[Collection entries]
□ □ □
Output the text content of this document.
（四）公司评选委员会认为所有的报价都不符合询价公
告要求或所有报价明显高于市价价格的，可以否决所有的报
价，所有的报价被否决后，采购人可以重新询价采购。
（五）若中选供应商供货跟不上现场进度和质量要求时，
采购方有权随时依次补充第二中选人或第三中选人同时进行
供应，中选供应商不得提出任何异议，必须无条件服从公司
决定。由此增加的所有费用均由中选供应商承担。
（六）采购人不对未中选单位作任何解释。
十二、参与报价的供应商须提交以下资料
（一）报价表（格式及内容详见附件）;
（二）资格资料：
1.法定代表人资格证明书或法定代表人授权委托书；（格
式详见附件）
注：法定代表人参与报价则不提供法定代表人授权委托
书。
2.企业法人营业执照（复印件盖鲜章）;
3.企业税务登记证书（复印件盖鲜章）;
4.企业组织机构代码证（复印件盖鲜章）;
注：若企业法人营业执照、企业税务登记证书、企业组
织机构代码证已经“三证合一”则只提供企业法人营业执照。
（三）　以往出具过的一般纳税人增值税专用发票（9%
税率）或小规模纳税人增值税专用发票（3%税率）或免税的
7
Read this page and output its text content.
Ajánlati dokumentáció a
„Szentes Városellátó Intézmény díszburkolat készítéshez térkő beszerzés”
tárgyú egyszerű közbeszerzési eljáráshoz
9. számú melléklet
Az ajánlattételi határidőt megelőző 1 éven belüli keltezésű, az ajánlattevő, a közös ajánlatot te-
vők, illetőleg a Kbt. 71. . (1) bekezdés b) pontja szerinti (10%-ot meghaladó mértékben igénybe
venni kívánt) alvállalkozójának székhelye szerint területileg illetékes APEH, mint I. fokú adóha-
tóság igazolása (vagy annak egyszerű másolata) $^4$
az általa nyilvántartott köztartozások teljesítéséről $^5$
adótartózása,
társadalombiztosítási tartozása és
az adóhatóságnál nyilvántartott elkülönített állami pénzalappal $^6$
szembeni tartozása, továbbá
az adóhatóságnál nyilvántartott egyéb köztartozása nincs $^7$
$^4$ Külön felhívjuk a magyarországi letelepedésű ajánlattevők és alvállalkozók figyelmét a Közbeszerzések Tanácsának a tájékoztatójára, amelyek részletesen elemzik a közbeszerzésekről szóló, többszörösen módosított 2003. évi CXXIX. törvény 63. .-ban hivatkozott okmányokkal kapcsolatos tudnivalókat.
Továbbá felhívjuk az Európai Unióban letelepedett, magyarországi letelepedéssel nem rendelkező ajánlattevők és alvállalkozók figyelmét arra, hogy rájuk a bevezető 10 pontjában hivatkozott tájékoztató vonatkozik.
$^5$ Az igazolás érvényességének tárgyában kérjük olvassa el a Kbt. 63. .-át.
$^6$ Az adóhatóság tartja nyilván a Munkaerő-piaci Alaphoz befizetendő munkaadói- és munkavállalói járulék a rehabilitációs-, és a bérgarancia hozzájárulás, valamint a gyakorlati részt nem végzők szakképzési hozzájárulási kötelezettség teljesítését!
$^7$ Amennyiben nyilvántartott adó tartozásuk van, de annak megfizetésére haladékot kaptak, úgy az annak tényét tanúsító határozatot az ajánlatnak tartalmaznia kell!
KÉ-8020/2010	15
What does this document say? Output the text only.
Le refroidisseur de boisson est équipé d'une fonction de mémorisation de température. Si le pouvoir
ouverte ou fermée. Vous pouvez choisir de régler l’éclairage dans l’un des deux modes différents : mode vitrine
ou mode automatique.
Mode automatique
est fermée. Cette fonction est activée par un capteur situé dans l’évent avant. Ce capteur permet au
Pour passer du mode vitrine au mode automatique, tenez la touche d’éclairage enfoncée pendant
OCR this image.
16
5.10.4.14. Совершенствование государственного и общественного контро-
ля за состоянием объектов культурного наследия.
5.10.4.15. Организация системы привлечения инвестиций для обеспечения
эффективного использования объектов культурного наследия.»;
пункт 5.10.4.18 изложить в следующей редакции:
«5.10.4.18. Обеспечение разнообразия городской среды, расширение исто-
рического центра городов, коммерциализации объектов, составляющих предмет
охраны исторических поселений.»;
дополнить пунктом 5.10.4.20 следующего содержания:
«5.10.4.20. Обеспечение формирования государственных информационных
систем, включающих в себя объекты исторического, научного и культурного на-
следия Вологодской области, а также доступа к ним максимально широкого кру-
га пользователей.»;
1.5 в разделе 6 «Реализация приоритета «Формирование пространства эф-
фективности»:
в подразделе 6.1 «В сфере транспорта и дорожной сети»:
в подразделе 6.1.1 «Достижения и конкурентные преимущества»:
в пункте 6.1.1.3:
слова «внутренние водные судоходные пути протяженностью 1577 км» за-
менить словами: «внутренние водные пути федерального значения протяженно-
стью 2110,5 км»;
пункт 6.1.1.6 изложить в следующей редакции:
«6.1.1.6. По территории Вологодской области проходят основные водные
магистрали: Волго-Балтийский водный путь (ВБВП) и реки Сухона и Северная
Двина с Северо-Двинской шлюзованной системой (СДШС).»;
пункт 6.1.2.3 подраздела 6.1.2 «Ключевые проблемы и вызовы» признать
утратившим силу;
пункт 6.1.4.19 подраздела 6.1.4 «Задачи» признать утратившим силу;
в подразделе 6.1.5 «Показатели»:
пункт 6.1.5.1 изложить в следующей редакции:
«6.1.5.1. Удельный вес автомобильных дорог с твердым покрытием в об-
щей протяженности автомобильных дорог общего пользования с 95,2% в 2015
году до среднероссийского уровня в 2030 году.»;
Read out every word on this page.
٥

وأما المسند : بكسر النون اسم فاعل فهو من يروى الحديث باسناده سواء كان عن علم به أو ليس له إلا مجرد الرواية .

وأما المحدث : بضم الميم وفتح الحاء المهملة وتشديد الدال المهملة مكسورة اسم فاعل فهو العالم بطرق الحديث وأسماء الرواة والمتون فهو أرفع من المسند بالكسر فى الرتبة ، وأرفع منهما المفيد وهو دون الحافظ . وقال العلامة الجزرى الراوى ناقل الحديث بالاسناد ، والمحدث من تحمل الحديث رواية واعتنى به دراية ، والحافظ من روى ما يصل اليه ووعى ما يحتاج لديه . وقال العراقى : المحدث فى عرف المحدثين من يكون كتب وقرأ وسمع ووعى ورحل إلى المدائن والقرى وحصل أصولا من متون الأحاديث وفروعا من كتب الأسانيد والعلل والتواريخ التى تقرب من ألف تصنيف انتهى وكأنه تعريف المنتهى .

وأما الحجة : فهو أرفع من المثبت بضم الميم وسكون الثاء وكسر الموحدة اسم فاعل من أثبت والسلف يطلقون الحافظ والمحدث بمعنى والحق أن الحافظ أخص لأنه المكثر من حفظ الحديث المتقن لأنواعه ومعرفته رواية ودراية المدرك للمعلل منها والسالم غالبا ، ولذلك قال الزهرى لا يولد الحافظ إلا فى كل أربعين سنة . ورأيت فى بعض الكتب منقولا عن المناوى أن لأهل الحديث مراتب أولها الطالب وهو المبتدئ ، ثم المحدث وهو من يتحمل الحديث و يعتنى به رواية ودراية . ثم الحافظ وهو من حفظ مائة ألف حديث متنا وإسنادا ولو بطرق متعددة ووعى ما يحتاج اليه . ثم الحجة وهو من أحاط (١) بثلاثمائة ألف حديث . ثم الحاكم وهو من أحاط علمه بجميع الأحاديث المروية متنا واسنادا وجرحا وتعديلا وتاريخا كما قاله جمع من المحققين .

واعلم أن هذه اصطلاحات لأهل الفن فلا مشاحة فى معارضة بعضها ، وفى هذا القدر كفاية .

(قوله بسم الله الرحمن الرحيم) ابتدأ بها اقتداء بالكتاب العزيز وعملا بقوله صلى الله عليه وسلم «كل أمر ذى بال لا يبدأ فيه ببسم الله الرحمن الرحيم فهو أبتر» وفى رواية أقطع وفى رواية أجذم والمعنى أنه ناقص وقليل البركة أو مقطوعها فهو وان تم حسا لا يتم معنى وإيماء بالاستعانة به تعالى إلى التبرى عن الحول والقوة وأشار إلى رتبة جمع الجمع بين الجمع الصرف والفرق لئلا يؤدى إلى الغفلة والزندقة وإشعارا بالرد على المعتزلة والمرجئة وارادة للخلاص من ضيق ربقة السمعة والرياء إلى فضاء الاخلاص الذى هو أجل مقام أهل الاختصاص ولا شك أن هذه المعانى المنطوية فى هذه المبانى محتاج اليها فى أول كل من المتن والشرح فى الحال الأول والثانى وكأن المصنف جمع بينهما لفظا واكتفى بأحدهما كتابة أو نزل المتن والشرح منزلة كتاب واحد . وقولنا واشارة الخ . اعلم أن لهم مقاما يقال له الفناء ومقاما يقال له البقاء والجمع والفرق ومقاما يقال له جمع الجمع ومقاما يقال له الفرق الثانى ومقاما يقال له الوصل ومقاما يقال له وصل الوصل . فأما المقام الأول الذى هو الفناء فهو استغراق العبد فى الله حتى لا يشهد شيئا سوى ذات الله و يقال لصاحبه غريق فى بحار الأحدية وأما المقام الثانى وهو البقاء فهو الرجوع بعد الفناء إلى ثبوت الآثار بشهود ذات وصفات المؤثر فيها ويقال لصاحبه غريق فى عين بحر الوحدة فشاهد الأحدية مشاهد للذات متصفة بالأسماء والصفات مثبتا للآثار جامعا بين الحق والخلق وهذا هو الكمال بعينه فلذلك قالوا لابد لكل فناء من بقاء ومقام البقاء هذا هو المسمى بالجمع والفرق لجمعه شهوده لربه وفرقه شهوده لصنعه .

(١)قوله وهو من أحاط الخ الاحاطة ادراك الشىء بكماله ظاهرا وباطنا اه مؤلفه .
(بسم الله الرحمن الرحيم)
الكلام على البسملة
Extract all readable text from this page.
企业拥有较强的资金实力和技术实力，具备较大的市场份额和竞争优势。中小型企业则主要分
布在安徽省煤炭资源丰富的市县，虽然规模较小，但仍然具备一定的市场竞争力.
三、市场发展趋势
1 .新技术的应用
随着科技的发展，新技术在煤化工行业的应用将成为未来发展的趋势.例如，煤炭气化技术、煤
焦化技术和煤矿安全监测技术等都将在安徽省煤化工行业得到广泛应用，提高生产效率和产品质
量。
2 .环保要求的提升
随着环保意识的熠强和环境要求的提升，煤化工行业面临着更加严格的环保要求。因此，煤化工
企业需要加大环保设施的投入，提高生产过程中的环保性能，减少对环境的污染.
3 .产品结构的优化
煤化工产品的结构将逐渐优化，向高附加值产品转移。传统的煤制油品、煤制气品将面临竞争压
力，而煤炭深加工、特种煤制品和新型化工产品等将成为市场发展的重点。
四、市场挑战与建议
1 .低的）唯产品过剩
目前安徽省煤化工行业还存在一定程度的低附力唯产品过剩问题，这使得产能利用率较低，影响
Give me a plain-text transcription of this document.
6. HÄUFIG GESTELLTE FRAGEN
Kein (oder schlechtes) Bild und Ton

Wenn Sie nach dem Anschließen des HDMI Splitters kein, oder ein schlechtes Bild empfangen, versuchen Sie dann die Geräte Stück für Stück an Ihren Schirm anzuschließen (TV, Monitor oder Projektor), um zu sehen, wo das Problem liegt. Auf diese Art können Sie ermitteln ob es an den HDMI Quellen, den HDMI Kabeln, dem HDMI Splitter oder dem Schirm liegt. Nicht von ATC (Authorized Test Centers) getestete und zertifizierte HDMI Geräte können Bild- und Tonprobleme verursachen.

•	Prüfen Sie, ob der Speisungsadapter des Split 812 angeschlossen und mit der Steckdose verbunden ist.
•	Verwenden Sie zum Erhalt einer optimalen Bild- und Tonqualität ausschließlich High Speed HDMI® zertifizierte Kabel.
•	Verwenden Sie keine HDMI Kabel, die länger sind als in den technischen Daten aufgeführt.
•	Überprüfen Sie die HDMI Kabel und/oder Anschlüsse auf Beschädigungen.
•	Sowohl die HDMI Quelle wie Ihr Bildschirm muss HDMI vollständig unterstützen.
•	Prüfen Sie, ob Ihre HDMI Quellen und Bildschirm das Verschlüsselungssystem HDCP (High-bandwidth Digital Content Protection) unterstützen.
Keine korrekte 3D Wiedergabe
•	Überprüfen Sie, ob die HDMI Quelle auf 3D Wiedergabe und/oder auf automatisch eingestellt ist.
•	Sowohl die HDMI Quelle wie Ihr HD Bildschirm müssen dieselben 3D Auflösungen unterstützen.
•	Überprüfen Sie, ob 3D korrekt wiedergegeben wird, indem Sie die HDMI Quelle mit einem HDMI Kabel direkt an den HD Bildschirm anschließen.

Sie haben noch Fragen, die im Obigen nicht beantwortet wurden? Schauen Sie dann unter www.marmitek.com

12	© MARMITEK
□ □ □
**Task to carry out:**
Tally how many lines of the material contain the word "vitrine". The answer must be the number and nothing else.

**Solved problem:**
2